Every line containing the word "this" needs to be found and copied.

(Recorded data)
· · · · · · ·
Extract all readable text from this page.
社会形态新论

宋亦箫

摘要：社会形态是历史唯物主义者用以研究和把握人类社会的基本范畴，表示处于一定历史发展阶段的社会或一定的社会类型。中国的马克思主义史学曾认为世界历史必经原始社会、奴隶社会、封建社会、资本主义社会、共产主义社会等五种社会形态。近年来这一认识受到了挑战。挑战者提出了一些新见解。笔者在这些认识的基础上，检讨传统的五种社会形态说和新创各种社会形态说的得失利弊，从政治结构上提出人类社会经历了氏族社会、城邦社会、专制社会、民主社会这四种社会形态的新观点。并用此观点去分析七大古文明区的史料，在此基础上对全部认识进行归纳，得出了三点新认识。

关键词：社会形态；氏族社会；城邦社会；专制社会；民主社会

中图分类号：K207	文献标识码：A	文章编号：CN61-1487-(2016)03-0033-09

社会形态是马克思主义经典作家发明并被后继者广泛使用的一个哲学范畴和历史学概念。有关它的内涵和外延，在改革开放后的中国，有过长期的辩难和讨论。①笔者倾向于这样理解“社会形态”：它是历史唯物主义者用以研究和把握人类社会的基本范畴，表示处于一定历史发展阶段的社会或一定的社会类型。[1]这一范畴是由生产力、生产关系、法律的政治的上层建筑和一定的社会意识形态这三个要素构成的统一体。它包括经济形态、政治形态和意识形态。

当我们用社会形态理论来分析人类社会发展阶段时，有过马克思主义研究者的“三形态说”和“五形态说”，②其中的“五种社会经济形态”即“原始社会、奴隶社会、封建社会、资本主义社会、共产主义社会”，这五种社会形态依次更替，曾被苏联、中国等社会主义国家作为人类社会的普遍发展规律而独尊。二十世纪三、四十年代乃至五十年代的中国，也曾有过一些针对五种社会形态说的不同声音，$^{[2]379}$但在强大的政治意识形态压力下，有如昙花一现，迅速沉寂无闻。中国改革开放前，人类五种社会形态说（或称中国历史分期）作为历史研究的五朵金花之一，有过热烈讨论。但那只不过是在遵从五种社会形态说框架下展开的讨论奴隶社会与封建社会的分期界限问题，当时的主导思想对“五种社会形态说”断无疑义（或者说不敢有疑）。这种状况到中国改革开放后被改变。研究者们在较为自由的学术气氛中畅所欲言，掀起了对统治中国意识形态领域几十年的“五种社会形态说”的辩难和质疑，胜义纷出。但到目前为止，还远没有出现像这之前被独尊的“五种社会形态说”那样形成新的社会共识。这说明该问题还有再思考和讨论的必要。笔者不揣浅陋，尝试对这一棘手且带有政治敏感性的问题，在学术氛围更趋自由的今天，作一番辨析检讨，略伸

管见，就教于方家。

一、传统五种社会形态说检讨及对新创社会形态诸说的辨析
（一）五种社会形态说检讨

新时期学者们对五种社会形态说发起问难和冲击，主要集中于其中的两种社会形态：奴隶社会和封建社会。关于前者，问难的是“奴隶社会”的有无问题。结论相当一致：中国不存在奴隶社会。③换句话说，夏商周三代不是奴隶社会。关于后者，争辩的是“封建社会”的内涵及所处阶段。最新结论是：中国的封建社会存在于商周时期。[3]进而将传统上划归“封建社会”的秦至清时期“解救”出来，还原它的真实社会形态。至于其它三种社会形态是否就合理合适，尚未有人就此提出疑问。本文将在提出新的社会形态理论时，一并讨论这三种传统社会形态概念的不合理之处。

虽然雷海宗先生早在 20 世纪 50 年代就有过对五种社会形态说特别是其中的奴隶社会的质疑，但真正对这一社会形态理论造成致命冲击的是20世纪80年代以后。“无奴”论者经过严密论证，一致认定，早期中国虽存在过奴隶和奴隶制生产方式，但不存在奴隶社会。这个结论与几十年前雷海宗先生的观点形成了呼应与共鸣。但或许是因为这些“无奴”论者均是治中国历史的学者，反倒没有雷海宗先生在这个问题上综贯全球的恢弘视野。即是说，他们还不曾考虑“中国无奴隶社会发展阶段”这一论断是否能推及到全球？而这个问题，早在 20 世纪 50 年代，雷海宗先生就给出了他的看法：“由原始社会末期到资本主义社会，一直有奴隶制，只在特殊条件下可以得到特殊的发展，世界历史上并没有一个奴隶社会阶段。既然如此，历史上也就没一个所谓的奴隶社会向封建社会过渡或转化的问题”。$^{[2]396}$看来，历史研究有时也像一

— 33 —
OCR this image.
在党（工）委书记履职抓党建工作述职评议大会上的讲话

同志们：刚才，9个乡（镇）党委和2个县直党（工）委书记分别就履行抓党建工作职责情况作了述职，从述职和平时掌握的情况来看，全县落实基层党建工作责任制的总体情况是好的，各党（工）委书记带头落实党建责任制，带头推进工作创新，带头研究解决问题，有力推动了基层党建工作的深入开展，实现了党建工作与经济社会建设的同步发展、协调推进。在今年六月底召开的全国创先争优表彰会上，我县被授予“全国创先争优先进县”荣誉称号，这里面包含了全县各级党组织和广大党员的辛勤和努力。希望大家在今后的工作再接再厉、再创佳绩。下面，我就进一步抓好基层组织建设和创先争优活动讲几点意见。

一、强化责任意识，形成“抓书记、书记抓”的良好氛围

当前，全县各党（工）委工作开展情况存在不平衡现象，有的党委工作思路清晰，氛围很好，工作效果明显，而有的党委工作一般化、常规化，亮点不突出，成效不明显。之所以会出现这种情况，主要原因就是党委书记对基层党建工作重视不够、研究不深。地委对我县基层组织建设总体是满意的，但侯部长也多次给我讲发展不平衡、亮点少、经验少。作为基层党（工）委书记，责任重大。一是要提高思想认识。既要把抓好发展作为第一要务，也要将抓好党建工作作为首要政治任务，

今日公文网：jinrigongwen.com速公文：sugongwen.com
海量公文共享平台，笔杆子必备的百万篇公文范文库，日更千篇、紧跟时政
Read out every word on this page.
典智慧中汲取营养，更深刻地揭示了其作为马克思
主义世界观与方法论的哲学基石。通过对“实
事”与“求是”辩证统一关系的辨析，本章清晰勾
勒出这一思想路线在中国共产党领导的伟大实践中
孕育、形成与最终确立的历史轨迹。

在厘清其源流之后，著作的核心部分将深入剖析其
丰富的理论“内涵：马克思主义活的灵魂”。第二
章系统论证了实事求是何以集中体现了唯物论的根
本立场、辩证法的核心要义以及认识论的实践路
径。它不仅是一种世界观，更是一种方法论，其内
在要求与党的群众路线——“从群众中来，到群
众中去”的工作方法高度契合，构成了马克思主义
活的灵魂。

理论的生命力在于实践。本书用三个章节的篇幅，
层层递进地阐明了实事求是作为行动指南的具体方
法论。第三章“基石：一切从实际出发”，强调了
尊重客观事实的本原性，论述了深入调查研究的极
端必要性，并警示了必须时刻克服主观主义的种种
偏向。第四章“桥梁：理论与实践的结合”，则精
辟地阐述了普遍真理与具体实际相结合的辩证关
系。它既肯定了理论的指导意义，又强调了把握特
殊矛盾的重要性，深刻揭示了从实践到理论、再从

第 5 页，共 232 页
· · · · · · ·
*COMPLETE OUTPUT*.
Extract all readable text from this page.
OCR this image.
Read out every word on this page.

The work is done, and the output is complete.